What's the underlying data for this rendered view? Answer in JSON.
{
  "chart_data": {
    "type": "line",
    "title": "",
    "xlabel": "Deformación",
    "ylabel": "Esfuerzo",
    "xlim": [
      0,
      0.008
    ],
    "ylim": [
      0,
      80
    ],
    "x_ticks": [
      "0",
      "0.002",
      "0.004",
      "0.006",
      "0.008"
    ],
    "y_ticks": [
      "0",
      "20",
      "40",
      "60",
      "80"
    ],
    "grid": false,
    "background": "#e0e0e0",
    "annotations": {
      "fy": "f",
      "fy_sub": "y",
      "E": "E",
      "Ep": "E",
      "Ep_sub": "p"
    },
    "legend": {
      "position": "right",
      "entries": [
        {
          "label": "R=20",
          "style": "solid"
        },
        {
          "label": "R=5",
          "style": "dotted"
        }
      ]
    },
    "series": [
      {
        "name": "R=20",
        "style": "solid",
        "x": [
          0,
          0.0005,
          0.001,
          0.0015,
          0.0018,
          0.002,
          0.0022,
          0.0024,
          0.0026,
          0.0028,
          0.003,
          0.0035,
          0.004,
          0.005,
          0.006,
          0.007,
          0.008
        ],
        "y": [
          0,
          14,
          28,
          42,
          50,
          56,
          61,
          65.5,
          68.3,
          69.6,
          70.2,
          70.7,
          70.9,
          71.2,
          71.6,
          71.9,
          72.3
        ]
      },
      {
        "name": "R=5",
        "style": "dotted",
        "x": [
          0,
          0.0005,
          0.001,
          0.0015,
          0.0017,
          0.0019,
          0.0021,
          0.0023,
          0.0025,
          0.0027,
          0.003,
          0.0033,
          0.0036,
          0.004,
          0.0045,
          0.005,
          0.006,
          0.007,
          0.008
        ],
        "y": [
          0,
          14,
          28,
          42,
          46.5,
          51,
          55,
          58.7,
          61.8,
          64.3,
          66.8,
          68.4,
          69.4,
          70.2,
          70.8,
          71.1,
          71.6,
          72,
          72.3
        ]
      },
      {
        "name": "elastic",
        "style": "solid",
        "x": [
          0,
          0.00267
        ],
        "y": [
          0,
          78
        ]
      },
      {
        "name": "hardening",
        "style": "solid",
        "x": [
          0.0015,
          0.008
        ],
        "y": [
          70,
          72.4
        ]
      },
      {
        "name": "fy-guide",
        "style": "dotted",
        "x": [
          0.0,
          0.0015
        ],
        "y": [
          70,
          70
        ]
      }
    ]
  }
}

* * *

Work instructions ▸ Print every entry exactly as it appears.

Solution for this exercise ▸
What's the underlying data for this rendered view? Answer in JSON.
{
  "chart_data": {
    "type": "line",
    "title": "",
    "xlabel": "Deformación",
    "ylabel": "Esfuerzo",
    "xlim": [
      0,
      0.008
    ],
    "ylim": [
      0,
      80
    ],
    "x_ticks": [
      "0",
      "0.002",
      "0.004",
      "0.006",
      "0.008"
    ],
    "y_ticks": [
      "0",
      "20",
      "40",
      "60",
      "80"
    ],
    "grid": false,
    "background": "#e0e0e0",
    "annotations": {
      "fy": "f",
      "fy_sub": "y",
      "E": "E",
      "Ep": "E",
      "Ep_sub": "p"
    },
    "legend": {
      "position": "right",
      "entries": [
        {
          "label": "R=20",
          "style": "solid"
        },
        {
          "label": "R=5",
          "style": "dotted"
        }
      ]
    },
    "series": [
      {
        "name": "R=20",
        "style": "solid",
        "x": [
          0,
          0.0005,
          0.001,
          0.0015,
          0.0018,
          0.002,
          0.0022,
          0.0024,
          0.0026,
          0.0028,
          0.003,
          0.0035,
          0.004,
          0.005,
          0.006,
          0.007,
          0.008
        ],
        "y": [
          0,
          14,
          28,
          42,
          50,
          56,
          61,
          65.5,
          68.3,
          69.6,
          70.2,
          70.7,
          70.9,
          71.2,
          71.6,
          71.9,
          72.3
        ]
      },
      {
        "name": "R=5",
        "style": "dotted",
        "x": [
          0,
          0.0005,
          0.001,
          0.0015,
          0.0017,
          0.0019,
          0.0021,
          0.0023,
          0.0025,
          0.0027,
          0.003,
          0.0033,
          0.0036,
          0.004,
          0.0045,
          0.005,
          0.006,
          0.007,
          0.008
        ],
        "y": [
          0,
          14,
          28,
          42,
          46.5,
          51,
          55,
          58.7,
          61.8,
          64.3,
          66.8,
          68.4,
          69.4,
          70.2,
          70.8,
          71.1,
          71.6,
          72,
          72.3
        ]
      },
      {
        "name": "elastic",
        "style": "solid",
        "x": [
          0,
          0.00267
        ],
        "y": [
          0,
          78
        ]
      },
      {
        "name": "hardening",
        "style": "solid",
        "x": [
          0.0015,
          0.008
        ],
        "y": [
          70,
          72.4
        ]
      },
      {
        "name": "fy-guide",
        "style": "dotted",
        "x": [
          0.0,
          0.0015
        ],
        "y": [
          70,
          70
        ]
      }
    ]
  }
}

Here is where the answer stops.